EXERCISE INSTRUCTIONS
Restate the entries below verbatim.

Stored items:
=======

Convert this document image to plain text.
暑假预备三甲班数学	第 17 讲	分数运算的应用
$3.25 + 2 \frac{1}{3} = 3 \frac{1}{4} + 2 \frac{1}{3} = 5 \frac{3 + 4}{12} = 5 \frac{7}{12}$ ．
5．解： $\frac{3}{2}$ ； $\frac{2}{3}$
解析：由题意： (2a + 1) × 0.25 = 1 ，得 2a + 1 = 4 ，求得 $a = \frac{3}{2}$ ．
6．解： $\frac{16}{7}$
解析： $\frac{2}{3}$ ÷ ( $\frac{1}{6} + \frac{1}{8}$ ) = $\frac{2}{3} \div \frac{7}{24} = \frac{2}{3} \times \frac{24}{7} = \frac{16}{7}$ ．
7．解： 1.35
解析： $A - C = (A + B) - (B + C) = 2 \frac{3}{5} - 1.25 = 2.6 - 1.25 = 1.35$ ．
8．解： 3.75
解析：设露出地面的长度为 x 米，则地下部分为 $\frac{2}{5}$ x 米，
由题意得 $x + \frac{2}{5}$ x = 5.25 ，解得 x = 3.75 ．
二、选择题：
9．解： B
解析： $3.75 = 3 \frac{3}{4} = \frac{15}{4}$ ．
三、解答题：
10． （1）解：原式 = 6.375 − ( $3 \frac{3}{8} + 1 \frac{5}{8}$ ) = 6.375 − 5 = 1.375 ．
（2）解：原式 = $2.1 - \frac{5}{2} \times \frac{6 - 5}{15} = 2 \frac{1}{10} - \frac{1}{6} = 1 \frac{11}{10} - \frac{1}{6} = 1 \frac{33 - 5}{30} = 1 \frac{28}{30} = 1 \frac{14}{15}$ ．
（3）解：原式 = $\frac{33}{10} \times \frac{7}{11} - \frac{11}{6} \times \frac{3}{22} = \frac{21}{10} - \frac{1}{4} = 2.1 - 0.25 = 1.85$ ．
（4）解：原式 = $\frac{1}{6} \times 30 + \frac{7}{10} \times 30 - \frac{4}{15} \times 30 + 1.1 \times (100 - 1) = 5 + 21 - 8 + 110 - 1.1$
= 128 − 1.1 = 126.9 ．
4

=======

THE OUTPUT
Convert this document image to plain text.
暑假预备三甲班数学	第 17 讲	分数运算的应用
$3.25 + 2 \frac{1}{3} = 3 \frac{1}{4} + 2 \frac{1}{3} = 5 \frac{3 + 4}{12} = 5 \frac{7}{12}$ ．
5．解： $\frac{3}{2}$ ； $\frac{2}{3}$
解析：由题意： (2a + 1) × 0.25 = 1 ，得 2a + 1 = 4 ，求得 $a = \frac{3}{2}$ ．
6．解： $\frac{16}{7}$
解析： $\frac{2}{3}$ ÷ ( $\frac{1}{6} + \frac{1}{8}$ ) = $\frac{2}{3} \div \frac{7}{24} = \frac{2}{3} \times \frac{24}{7} = \frac{16}{7}$ ．
7．解： 1.35
解析： $A - C = (A + B) - (B + C) = 2 \frac{3}{5} - 1.25 = 2.6 - 1.25 = 1.35$ ．
8．解： 3.75
解析：设露出地面的长度为 x 米，则地下部分为 $\frac{2}{5}$ x 米，
由题意得 $x + \frac{2}{5}$ x = 5.25 ，解得 x = 3.75 ．
二、选择题：
9．解： B
解析： $3.75 = 3 \frac{3}{4} = \frac{15}{4}$ ．
三、解答题：
10． （1）解：原式 = 6.375 − ( $3 \frac{3}{8} + 1 \frac{5}{8}$ ) = 6.375 − 5 = 1.375 ．
（2）解：原式 = $2.1 - \frac{5}{2} \times \frac{6 - 5}{15} = 2 \frac{1}{10} - \frac{1}{6} = 1 \frac{11}{10} - \frac{1}{6} = 1 \frac{33 - 5}{30} = 1 \frac{28}{30} = 1 \frac{14}{15}$ ．
（3）解：原式 = $\frac{33}{10} \times \frac{7}{11} - \frac{11}{6} \times \frac{3}{22} = \frac{21}{10} - \frac{1}{4} = 2.1 - 0.25 = 1.85$ ．
（4）解：原式 = $\frac{1}{6} \times 30 + \frac{7}{10} \times 30 - \frac{4}{15} \times 30 + 1.1 \times (100 - 1) = 5 + 21 - 8 + 110 - 1.1$
= 128 − 1.1 = 126.9 ．
4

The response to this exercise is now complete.